● Data for this exercise
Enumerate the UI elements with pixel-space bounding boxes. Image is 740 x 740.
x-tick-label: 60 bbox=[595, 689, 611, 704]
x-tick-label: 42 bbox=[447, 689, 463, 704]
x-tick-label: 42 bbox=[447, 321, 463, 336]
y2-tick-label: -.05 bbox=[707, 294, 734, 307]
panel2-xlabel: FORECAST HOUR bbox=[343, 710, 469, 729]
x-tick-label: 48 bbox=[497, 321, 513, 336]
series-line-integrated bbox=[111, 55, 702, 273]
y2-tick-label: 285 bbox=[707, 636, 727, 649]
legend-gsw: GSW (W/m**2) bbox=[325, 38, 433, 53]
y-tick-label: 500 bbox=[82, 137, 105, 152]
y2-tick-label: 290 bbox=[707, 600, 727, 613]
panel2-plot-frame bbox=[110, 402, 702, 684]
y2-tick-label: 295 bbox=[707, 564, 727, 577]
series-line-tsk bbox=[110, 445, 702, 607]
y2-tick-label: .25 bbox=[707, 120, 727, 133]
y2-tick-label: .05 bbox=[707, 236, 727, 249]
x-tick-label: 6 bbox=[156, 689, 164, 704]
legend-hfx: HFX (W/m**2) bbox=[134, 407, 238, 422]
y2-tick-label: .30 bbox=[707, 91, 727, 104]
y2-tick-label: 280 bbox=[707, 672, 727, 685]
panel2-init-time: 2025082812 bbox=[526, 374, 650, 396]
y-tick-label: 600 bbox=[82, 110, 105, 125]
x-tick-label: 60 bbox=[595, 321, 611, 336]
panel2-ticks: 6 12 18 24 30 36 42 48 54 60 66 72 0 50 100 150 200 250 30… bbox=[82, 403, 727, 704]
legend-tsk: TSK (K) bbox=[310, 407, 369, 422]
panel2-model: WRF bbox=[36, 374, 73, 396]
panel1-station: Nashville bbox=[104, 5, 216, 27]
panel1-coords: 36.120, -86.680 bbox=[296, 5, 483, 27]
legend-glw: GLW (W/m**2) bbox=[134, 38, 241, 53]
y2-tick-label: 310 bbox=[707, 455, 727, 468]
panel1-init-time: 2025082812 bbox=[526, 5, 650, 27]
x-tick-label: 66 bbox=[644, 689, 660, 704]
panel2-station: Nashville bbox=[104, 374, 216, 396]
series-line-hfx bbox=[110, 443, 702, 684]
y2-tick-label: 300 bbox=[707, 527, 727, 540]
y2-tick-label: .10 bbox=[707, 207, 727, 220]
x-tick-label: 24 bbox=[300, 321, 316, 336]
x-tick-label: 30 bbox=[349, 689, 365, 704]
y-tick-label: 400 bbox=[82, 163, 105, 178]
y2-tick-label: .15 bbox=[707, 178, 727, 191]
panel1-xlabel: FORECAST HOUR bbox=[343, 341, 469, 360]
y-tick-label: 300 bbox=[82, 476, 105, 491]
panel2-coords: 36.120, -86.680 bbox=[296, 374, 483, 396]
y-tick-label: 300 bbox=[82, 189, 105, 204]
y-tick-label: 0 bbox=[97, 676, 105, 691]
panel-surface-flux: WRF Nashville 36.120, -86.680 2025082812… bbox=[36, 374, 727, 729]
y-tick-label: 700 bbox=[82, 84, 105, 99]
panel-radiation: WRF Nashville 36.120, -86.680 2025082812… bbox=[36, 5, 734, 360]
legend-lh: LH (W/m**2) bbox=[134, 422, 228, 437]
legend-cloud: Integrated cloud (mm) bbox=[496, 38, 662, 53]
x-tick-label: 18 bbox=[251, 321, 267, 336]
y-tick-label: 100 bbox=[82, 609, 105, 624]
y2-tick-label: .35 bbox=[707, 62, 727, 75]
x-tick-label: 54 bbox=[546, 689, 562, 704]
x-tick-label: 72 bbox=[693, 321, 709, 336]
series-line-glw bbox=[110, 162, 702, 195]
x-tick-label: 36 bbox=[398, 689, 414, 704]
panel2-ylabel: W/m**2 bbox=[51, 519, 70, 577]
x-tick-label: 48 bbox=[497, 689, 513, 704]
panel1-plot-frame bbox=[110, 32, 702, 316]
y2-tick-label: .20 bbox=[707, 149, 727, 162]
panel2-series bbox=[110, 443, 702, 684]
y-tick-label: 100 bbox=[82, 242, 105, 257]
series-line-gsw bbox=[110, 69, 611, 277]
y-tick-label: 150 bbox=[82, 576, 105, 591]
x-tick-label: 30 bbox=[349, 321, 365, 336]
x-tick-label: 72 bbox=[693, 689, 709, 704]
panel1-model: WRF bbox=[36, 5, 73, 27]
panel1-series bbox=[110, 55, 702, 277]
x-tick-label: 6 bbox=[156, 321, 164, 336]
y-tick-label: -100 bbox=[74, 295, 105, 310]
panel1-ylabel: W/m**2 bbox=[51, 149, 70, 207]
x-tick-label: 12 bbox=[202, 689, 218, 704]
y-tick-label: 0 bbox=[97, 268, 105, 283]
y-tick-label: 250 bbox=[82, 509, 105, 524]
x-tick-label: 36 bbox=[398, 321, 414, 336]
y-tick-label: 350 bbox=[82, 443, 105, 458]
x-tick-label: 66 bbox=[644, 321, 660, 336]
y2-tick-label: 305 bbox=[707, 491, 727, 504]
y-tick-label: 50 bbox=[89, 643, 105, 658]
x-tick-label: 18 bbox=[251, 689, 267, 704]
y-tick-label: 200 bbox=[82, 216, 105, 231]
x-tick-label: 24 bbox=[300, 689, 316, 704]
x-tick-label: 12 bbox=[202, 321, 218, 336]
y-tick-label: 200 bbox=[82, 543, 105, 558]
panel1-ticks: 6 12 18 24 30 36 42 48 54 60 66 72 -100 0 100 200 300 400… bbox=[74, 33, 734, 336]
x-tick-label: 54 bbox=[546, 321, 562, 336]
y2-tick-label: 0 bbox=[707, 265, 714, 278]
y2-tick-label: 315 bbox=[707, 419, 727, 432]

● Exercise task
Return the whole listing above unchanged, with every line in its original order.

● The solution
Enumerate the UI elements with pixel-space bounding boxes. Image is 740 x 740.
x-tick-label: 60 bbox=[595, 689, 611, 704]
x-tick-label: 42 bbox=[447, 689, 463, 704]
x-tick-label: 42 bbox=[447, 321, 463, 336]
y2-tick-label: -.05 bbox=[707, 294, 734, 307]
panel2-xlabel: FORECAST HOUR bbox=[343, 710, 469, 729]
x-tick-label: 48 bbox=[497, 321, 513, 336]
series-line-integrated bbox=[111, 55, 702, 273]
y2-tick-label: 285 bbox=[707, 636, 727, 649]
legend-gsw: GSW (W/m**2) bbox=[325, 38, 433, 53]
y-tick-label: 500 bbox=[82, 137, 105, 152]
y2-tick-label: 290 bbox=[707, 600, 727, 613]
panel2-plot-frame bbox=[110, 402, 702, 684]
y2-tick-label: 295 bbox=[707, 564, 727, 577]
series-line-tsk bbox=[110, 445, 702, 607]
y2-tick-label: .25 bbox=[707, 120, 727, 133]
y2-tick-label: .05 bbox=[707, 236, 727, 249]
x-tick-label: 6 bbox=[156, 689, 164, 704]
legend-hfx: HFX (W/m**2) bbox=[134, 407, 238, 422]
y2-tick-label: .30 bbox=[707, 91, 727, 104]
y2-tick-label: 280 bbox=[707, 672, 727, 685]
panel2-init-time: 2025082812 bbox=[526, 374, 650, 396]
y-tick-label: 600 bbox=[82, 110, 105, 125]
x-tick-label: 60 bbox=[595, 321, 611, 336]
panel2-ticks: 6 12 18 24 30 36 42 48 54 60 66 72 0 50 100 150 200 250 30… bbox=[82, 403, 727, 704]
legend-tsk: TSK (K) bbox=[310, 407, 369, 422]
panel2-model: WRF bbox=[36, 374, 73, 396]
panel1-station: Nashville bbox=[104, 5, 216, 27]
panel1-coords: 36.120, -86.680 bbox=[296, 5, 483, 27]
legend-glw: GLW (W/m**2) bbox=[134, 38, 241, 53]
y2-tick-label: 310 bbox=[707, 455, 727, 468]
panel1-init-time: 2025082812 bbox=[526, 5, 650, 27]
x-tick-label: 66 bbox=[644, 689, 660, 704]
panel2-station: Nashville bbox=[104, 374, 216, 396]
series-line-hfx bbox=[110, 443, 702, 684]
y2-tick-label: 300 bbox=[707, 527, 727, 540]
y2-tick-label: .10 bbox=[707, 207, 727, 220]
x-tick-label: 24 bbox=[300, 321, 316, 336]
x-tick-label: 30 bbox=[349, 689, 365, 704]
y-tick-label: 400 bbox=[82, 163, 105, 178]
y2-tick-label: .15 bbox=[707, 178, 727, 191]
panel1-xlabel: FORECAST HOUR bbox=[343, 341, 469, 360]
y-tick-label: 300 bbox=[82, 476, 105, 491]
panel2-coords: 36.120, -86.680 bbox=[296, 374, 483, 396]
y-tick-label: 300 bbox=[82, 189, 105, 204]
y-tick-label: 0 bbox=[97, 676, 105, 691]
panel-surface-flux: WRF Nashville 36.120, -86.680 2025082812… bbox=[36, 374, 727, 729]
y-tick-label: 700 bbox=[82, 84, 105, 99]
panel-radiation: WRF Nashville 36.120, -86.680 2025082812… bbox=[36, 5, 734, 360]
legend-lh: LH (W/m**2) bbox=[134, 422, 228, 437]
legend-cloud: Integrated cloud (mm) bbox=[496, 38, 662, 53]
x-tick-label: 18 bbox=[251, 321, 267, 336]
y-tick-label: 100 bbox=[82, 609, 105, 624]
y2-tick-label: .35 bbox=[707, 62, 727, 75]
x-tick-label: 54 bbox=[546, 689, 562, 704]
x-tick-label: 72 bbox=[693, 321, 709, 336]
series-line-glw bbox=[110, 162, 702, 195]
x-tick-label: 36 bbox=[398, 689, 414, 704]
panel2-ylabel: W/m**2 bbox=[51, 519, 70, 577]
x-tick-label: 48 bbox=[497, 689, 513, 704]
panel1-plot-frame bbox=[110, 32, 702, 316]
y2-tick-label: .20 bbox=[707, 149, 727, 162]
panel2-series bbox=[110, 443, 702, 684]
y-tick-label: 100 bbox=[82, 242, 105, 257]
series-line-gsw bbox=[110, 69, 611, 277]
y-tick-label: 150 bbox=[82, 576, 105, 591]
x-tick-label: 30 bbox=[349, 321, 365, 336]
x-tick-label: 72 bbox=[693, 689, 709, 704]
panel1-model: WRF bbox=[36, 5, 73, 27]
panel1-series bbox=[110, 55, 702, 277]
x-tick-label: 6 bbox=[156, 321, 164, 336]
y-tick-label: -100 bbox=[74, 295, 105, 310]
panel1-ylabel: W/m**2 bbox=[51, 149, 70, 207]
x-tick-label: 12 bbox=[202, 689, 218, 704]
y-tick-label: 0 bbox=[97, 268, 105, 283]
y-tick-label: 250 bbox=[82, 509, 105, 524]
x-tick-label: 36 bbox=[398, 321, 414, 336]
y-tick-label: 350 bbox=[82, 443, 105, 458]
x-tick-label: 66 bbox=[644, 321, 660, 336]
y2-tick-label: 305 bbox=[707, 491, 727, 504]
y-tick-label: 50 bbox=[89, 643, 105, 658]
x-tick-label: 18 bbox=[251, 689, 267, 704]
y-tick-label: 200 bbox=[82, 216, 105, 231]
x-tick-label: 24 bbox=[300, 689, 316, 704]
x-tick-label: 12 bbox=[202, 321, 218, 336]
y-tick-label: 200 bbox=[82, 543, 105, 558]
panel1-ticks: 6 12 18 24 30 36 42 48 54 60 66 72 -100 0 100 200 300 400… bbox=[74, 33, 734, 336]
x-tick-label: 54 bbox=[546, 321, 562, 336]
y2-tick-label: 0 bbox=[707, 265, 714, 278]
y2-tick-label: 315 bbox=[707, 419, 727, 432]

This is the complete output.